(Rows from a layout dataset)
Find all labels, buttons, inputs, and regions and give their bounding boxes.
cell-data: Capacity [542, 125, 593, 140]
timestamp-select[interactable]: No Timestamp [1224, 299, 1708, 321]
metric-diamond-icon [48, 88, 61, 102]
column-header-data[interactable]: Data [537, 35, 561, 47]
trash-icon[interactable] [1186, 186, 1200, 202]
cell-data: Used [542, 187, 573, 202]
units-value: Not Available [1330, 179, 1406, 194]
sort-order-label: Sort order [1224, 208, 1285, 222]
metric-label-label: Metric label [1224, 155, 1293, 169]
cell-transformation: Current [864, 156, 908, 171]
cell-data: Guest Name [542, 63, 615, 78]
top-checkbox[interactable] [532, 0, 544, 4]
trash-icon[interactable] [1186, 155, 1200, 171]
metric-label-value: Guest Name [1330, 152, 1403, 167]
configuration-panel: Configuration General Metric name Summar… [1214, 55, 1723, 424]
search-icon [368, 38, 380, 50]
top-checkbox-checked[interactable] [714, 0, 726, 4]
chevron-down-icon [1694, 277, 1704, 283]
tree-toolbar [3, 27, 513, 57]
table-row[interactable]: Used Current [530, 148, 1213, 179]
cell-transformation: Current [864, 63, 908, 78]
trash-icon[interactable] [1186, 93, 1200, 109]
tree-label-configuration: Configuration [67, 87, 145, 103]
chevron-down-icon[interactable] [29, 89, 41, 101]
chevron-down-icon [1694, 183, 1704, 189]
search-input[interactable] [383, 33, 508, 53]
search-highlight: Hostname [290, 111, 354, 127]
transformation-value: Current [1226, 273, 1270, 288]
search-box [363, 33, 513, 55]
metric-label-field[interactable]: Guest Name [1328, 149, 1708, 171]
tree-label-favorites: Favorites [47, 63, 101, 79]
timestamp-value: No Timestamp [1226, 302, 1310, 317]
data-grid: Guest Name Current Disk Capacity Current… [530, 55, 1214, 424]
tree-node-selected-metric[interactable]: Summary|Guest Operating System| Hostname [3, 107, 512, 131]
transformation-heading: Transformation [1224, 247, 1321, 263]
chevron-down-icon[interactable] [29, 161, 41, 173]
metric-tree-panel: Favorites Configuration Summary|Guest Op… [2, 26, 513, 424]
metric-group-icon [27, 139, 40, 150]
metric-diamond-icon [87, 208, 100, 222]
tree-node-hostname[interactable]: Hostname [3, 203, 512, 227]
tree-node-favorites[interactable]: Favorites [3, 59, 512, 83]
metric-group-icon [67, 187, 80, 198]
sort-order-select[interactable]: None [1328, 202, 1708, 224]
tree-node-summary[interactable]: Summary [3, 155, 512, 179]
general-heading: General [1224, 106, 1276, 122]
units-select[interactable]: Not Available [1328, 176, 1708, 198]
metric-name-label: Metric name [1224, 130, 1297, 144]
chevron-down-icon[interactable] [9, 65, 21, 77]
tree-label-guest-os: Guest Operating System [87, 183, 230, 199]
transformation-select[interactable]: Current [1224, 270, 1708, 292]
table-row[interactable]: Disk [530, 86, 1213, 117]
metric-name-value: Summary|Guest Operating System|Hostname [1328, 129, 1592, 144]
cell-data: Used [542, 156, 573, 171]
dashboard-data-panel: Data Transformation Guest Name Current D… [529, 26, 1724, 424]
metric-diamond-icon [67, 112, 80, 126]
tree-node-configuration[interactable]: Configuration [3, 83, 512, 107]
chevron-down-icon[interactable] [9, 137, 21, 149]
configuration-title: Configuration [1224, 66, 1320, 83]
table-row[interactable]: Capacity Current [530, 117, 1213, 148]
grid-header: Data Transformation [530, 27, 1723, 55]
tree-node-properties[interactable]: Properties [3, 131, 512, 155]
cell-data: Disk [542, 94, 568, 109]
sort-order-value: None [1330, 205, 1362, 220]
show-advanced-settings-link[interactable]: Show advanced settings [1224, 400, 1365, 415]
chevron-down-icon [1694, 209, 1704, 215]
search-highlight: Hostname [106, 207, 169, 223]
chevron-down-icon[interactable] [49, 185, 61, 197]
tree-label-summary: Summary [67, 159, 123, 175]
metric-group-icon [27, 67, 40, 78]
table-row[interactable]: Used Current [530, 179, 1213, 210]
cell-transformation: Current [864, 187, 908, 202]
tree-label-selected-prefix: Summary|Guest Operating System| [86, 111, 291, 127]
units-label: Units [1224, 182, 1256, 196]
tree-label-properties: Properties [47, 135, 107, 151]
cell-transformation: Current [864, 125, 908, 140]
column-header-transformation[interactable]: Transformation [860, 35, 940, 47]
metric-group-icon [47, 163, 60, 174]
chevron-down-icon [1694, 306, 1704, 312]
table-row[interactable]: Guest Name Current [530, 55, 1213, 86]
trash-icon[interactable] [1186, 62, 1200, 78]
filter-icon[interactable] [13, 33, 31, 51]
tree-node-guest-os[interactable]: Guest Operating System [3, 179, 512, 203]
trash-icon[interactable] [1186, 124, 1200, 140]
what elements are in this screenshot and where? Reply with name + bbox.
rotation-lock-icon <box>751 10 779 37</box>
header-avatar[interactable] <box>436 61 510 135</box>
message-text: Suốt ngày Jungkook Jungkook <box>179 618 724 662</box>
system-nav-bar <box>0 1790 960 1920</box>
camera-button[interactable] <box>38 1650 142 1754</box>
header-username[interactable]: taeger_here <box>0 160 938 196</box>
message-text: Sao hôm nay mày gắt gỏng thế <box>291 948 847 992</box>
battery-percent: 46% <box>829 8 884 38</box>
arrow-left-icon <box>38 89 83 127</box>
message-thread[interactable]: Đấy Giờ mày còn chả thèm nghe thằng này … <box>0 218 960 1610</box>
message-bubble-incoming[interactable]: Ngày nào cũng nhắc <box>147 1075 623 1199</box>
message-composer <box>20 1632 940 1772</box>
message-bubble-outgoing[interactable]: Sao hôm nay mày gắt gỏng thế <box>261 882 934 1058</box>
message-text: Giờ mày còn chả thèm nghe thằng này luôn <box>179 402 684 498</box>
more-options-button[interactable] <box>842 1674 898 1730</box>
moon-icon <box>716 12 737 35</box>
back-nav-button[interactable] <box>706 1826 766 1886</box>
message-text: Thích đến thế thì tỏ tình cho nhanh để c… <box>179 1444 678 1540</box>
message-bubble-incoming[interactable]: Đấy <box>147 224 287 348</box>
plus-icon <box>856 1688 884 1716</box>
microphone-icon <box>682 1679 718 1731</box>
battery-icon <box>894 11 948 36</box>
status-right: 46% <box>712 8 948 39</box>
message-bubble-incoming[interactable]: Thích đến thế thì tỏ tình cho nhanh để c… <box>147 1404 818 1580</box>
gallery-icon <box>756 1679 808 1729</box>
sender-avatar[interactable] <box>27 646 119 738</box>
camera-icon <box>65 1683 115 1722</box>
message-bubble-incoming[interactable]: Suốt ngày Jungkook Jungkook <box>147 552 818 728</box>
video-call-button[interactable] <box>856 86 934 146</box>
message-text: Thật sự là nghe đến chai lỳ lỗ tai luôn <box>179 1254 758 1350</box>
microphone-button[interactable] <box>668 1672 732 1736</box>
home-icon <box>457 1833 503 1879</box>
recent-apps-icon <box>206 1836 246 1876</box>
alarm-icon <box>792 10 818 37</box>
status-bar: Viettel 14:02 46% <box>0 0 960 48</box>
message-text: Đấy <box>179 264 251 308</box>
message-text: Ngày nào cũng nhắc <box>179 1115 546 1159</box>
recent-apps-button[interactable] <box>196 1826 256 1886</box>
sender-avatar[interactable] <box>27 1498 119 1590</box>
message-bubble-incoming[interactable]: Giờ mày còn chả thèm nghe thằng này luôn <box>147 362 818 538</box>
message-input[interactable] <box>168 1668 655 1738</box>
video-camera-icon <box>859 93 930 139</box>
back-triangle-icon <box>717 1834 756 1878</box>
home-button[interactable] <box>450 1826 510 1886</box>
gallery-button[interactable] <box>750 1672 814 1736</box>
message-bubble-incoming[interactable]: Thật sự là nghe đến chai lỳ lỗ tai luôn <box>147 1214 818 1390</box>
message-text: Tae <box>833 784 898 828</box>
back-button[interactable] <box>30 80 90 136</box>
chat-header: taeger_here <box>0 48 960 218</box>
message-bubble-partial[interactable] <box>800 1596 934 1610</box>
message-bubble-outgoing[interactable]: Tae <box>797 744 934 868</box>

**What the task requires:**
Reproduce the rows verbatim, beginning with the first row and continuing through the row containing "trash-icon[interactable] [1186, 186, 1200, 202]".

**Response to the exercise:**
Find all labels, buttons, inputs, and regions and give their bounding boxes.
cell-data: Capacity [542, 125, 593, 140]
timestamp-select[interactable]: No Timestamp [1224, 299, 1708, 321]
metric-diamond-icon [48, 88, 61, 102]
column-header-data[interactable]: Data [537, 35, 561, 47]
trash-icon[interactable] [1186, 186, 1200, 202]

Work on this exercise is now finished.